Look through the data below and count each line where the word "Give" appears. Reply with the count alone.

## BEGIN Material for the task

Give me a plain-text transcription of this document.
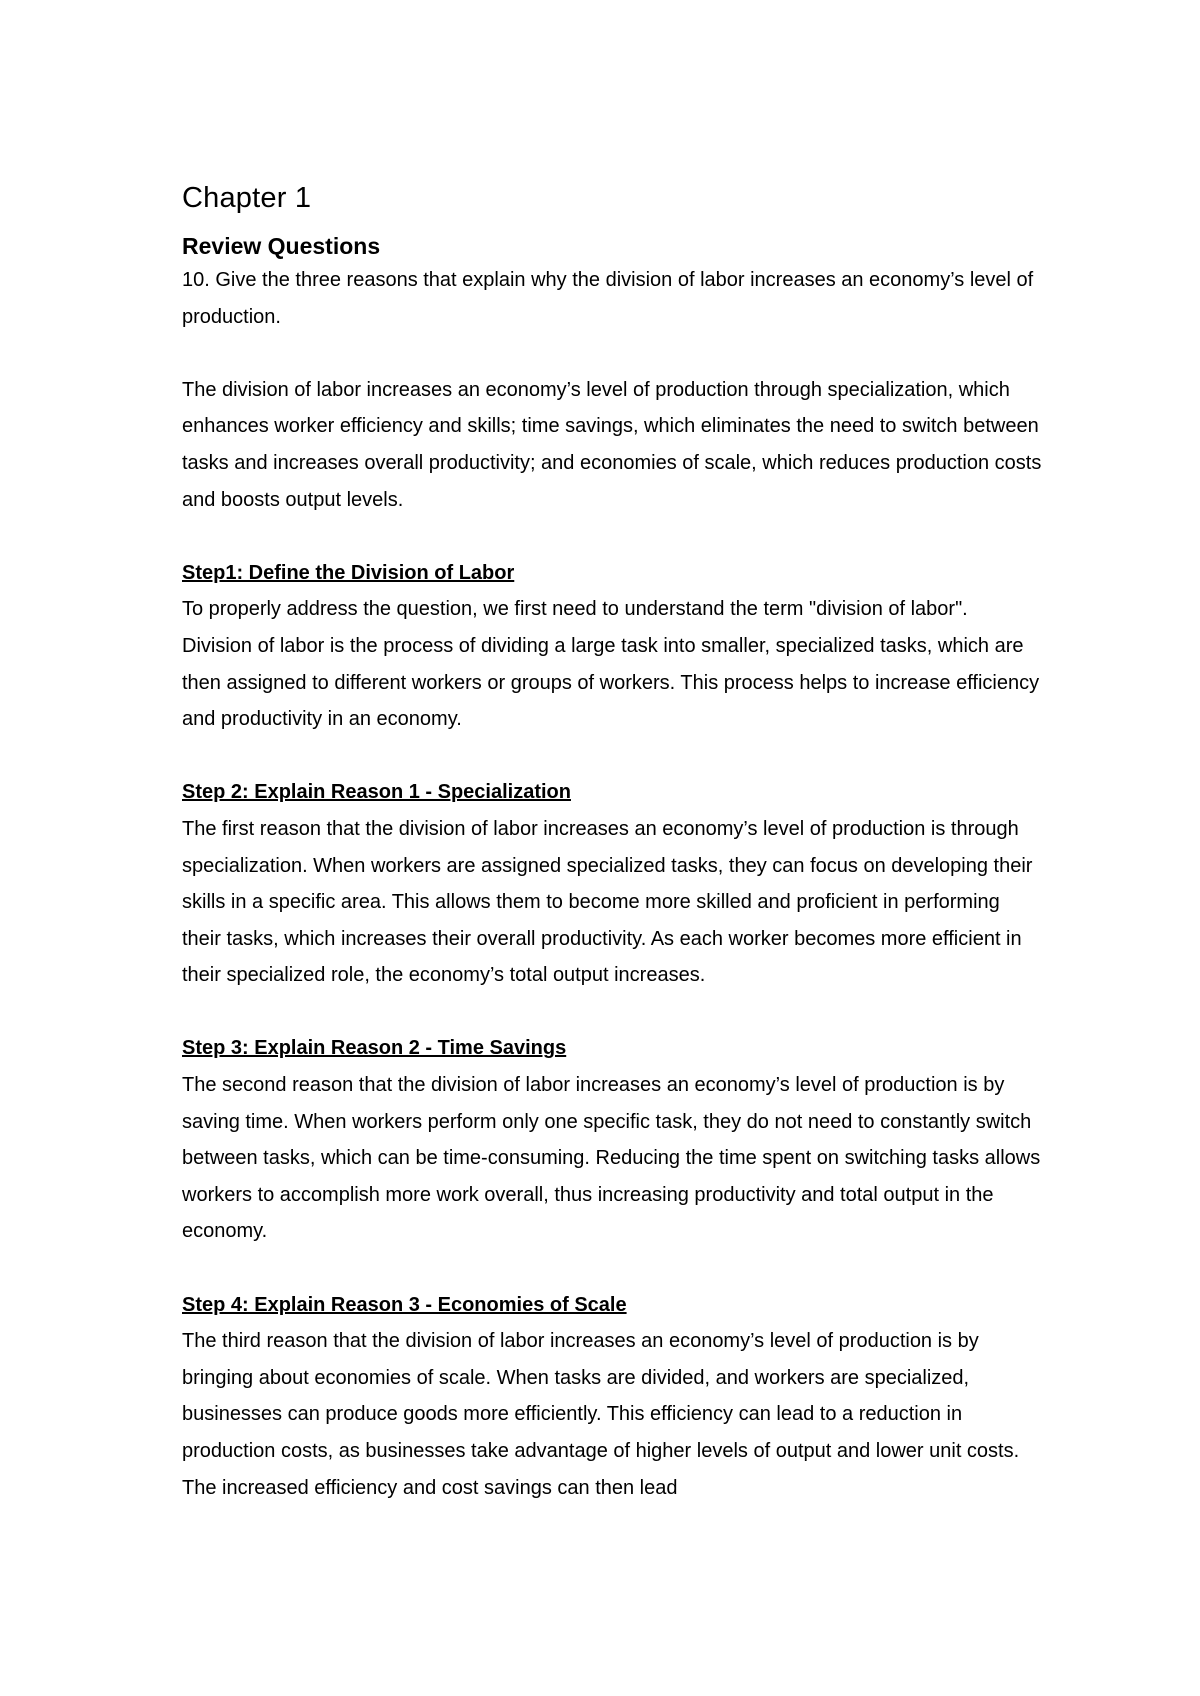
Chapter 1
Review Questions

10. Give the three reasons that explain why the division of labor increases an economy’s level of production.

The division of labor increases an economy’s level of production through specialization, which enhances worker efficiency and skills; time savings, which eliminates the need to switch between tasks and increases overall productivity; and economies of scale, which reduces production costs and boosts output levels.

Step1: Define the Division of Labor

To properly address the question, we first need to understand the term "division of labor". Division of labor is the process of dividing a large task into smaller, specialized tasks, which are then assigned to different workers or groups of workers. This process helps to increase efficiency and productivity in an economy.

Step 2: Explain Reason 1 - Specialization

The first reason that the division of labor increases an economy’s level of production is through specialization. When workers are assigned specialized tasks, they can focus on developing their skills in a specific area. This allows them to become more skilled and proficient in performing their tasks, which increases their overall productivity. As each worker becomes more efficient in their specialized role, the economy’s total output increases.

Step 3: Explain Reason 2 - Time Savings

The second reason that the division of labor increases an economy’s level of production is by saving time. When workers perform only one specific task, they do not need to constantly switch between tasks, which can be time-consuming. Reducing the time spent on switching tasks allows workers to accomplish more work overall, thus increasing productivity and total output in the economy.

Step 4: Explain Reason 3 - Economies of Scale

The third reason that the division of labor increases an economy’s level of production is by bringing about economies of scale. When tasks are divided, and workers are specialized, businesses can produce goods more efficiently. This efficiency can lead to a reduction in production costs, as businesses take advantage of higher levels of output and lower unit costs. The increased efficiency and cost savings can then lead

## END Material for the task

_Result:_ 2